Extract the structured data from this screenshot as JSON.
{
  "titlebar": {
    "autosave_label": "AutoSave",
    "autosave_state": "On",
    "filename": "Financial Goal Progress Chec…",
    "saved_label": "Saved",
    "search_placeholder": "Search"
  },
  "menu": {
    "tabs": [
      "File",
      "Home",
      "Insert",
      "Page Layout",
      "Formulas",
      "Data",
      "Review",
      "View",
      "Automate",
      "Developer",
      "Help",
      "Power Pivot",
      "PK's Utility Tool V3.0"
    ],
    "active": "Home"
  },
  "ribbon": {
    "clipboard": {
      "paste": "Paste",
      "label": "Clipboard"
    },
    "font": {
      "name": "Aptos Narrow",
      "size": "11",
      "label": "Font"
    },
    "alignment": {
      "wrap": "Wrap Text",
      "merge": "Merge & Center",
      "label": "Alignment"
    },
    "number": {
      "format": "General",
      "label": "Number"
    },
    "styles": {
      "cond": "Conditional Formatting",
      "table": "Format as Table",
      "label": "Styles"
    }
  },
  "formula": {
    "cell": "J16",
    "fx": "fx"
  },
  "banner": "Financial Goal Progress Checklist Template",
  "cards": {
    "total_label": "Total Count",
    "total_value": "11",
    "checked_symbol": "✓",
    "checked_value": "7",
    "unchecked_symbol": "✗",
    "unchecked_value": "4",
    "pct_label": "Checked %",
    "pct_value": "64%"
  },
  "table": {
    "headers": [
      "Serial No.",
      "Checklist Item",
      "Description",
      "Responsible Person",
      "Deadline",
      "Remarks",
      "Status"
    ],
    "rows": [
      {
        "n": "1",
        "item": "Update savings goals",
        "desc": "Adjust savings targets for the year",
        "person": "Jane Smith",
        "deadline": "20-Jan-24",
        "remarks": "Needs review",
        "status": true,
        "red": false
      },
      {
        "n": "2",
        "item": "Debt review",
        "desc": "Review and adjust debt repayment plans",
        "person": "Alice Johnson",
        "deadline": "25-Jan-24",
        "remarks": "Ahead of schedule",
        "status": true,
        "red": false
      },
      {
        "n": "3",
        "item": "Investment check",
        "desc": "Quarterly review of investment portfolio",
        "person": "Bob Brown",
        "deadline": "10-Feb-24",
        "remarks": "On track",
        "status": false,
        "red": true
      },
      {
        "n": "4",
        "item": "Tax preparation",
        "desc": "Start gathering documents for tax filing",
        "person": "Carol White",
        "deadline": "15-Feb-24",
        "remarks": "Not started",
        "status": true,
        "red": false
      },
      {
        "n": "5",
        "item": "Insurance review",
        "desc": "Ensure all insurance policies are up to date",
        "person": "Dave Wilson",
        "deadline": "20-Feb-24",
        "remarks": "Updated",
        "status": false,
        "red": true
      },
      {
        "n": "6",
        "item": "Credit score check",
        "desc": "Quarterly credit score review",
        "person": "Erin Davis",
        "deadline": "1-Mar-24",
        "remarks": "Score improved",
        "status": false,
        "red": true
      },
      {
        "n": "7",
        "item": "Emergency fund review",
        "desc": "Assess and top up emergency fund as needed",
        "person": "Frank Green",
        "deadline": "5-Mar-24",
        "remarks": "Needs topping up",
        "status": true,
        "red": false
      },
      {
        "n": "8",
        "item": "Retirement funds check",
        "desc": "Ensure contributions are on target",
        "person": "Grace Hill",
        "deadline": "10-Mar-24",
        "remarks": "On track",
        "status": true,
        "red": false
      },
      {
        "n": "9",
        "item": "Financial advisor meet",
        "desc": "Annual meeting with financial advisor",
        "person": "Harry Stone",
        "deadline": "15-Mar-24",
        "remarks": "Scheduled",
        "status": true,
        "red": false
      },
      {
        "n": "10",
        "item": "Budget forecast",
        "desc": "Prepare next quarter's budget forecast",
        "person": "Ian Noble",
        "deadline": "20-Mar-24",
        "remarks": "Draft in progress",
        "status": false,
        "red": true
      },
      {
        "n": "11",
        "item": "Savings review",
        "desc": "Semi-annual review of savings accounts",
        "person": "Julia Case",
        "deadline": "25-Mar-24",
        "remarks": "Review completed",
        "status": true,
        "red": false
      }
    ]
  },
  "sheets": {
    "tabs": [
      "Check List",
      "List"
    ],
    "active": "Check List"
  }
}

--

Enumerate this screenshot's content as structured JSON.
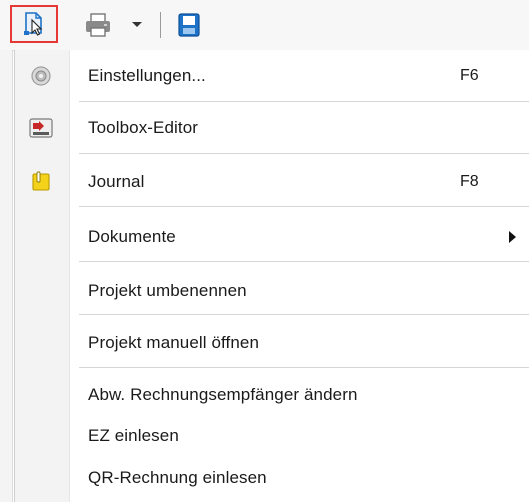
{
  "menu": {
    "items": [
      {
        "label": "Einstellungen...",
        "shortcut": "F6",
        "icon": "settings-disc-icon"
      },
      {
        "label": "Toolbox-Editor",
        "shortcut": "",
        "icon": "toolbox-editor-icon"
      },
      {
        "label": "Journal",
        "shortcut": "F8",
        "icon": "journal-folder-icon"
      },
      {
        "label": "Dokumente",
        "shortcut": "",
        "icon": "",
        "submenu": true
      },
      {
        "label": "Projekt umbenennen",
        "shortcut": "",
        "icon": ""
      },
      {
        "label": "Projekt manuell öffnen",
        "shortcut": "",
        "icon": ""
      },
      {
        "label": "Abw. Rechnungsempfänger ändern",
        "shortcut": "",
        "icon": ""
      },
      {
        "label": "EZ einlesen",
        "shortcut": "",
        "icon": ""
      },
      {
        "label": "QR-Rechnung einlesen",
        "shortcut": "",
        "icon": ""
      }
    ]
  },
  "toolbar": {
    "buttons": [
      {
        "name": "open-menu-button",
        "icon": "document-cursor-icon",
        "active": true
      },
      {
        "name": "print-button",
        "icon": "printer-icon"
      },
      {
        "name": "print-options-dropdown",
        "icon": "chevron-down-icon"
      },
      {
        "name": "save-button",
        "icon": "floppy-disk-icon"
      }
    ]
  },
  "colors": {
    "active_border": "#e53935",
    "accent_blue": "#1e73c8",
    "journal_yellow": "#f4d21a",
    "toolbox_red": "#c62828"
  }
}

Objective
Return every line holding the word "Ensure" from the records.

Result
        "desc": "Ensure all insurance policies are up to date",
        "desc": "Ensure contributions are on target",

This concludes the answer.